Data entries
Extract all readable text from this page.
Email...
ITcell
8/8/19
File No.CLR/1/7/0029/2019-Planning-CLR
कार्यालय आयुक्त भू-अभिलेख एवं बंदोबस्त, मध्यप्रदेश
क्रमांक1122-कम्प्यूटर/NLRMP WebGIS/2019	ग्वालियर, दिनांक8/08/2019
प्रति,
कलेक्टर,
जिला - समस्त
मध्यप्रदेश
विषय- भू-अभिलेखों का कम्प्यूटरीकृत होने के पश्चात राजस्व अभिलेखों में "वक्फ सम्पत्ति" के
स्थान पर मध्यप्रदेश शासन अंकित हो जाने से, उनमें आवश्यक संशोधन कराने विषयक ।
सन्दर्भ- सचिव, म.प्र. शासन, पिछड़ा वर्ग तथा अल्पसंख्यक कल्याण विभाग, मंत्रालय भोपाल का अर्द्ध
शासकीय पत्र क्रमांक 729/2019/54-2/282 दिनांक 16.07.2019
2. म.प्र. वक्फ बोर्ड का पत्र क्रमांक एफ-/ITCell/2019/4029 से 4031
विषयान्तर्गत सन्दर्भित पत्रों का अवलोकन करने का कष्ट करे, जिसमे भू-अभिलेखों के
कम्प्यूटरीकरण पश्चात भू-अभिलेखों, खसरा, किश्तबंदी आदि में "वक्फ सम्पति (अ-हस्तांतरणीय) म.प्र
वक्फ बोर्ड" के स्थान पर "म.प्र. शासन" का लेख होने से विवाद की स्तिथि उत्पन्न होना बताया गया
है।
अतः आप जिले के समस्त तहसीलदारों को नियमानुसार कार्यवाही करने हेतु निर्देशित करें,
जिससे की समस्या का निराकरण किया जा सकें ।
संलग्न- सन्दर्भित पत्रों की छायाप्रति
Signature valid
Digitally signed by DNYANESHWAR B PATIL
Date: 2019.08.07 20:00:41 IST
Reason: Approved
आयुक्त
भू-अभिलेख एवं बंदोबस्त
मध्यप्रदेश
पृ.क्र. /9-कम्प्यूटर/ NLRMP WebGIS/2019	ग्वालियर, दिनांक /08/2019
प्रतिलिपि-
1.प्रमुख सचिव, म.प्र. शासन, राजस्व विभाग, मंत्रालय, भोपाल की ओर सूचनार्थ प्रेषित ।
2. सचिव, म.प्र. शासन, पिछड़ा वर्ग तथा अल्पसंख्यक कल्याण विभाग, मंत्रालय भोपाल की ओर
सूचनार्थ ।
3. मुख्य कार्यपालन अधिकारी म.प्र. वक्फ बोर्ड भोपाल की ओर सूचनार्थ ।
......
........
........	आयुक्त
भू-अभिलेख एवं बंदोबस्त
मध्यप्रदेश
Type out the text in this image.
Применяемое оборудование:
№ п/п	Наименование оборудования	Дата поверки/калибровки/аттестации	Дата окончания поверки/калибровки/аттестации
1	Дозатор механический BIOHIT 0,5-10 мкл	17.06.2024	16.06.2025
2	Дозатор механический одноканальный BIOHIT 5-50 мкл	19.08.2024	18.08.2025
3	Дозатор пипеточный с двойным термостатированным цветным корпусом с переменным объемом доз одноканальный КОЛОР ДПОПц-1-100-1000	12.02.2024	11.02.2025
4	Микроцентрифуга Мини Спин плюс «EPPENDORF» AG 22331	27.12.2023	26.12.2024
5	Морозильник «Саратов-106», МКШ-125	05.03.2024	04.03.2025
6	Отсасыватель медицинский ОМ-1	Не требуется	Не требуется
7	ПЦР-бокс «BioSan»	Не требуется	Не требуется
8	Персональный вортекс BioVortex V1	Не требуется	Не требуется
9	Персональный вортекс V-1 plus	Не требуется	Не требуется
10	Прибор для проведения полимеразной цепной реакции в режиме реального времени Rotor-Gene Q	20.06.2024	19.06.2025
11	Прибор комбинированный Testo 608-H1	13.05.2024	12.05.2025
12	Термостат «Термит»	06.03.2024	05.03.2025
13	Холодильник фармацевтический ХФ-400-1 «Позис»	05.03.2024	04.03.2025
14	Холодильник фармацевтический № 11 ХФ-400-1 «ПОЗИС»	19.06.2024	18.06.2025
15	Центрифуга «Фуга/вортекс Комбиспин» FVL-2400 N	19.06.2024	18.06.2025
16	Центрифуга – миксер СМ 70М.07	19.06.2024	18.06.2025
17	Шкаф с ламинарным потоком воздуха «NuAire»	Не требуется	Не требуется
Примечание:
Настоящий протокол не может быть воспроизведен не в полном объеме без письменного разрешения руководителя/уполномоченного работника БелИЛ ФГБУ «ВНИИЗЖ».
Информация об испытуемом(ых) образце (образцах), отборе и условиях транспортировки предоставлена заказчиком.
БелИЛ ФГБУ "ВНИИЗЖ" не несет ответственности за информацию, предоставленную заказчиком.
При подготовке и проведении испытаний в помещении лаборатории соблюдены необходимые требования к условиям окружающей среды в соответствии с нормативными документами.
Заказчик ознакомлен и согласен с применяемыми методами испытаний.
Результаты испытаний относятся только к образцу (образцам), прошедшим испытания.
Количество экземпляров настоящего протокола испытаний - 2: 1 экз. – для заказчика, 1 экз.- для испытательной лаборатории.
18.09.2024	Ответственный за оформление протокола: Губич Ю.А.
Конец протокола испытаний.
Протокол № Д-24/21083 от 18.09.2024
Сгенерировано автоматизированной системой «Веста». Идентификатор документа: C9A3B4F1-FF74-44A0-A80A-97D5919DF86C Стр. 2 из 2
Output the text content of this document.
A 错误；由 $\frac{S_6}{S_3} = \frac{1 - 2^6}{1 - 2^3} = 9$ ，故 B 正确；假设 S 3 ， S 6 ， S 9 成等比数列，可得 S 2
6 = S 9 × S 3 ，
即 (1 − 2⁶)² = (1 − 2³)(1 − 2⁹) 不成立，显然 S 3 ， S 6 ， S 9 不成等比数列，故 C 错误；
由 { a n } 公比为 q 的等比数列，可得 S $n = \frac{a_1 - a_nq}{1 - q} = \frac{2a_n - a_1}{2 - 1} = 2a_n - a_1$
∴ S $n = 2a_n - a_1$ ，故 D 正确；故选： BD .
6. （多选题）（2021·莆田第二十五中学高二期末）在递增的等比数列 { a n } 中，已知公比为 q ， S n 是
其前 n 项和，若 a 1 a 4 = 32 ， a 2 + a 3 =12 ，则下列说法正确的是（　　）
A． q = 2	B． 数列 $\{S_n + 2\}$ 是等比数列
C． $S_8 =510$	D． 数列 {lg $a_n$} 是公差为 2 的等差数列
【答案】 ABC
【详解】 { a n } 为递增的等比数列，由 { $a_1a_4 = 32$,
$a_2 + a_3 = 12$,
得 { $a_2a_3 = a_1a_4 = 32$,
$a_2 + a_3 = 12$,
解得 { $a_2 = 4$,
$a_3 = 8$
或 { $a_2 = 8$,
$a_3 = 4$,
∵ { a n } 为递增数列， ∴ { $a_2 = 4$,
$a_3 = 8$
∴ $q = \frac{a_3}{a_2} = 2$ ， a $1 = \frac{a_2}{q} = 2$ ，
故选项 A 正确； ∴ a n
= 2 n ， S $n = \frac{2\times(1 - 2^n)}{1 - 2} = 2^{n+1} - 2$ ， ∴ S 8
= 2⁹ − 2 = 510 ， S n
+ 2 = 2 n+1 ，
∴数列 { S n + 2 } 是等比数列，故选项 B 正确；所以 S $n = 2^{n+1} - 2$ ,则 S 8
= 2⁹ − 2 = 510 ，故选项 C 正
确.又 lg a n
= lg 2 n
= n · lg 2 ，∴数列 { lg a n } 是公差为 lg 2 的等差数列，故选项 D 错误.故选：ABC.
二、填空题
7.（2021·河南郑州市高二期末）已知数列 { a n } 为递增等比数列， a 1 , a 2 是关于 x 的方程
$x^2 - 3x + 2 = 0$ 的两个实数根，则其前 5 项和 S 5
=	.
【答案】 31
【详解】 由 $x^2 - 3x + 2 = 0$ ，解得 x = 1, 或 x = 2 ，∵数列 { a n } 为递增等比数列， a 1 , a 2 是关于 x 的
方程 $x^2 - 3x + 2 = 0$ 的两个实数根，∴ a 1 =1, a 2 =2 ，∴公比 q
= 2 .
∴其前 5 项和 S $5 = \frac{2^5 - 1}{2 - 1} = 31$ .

* _Task directions_
Using the records above, list each line that includes "为递增等比数列".

* _Reply_
7.（2021·河南郑州市高二期末）已知数列 { a n } 为递增等比数列， a 1 , a 2 是关于 x 的方程
【详解】 由 $x^2 - 3x + 2 = 0$ ，解得 x = 1, 或 x = 2 ，∵数列 { a n } 为递增等比数列， a 1 , a 2 是关于 x 的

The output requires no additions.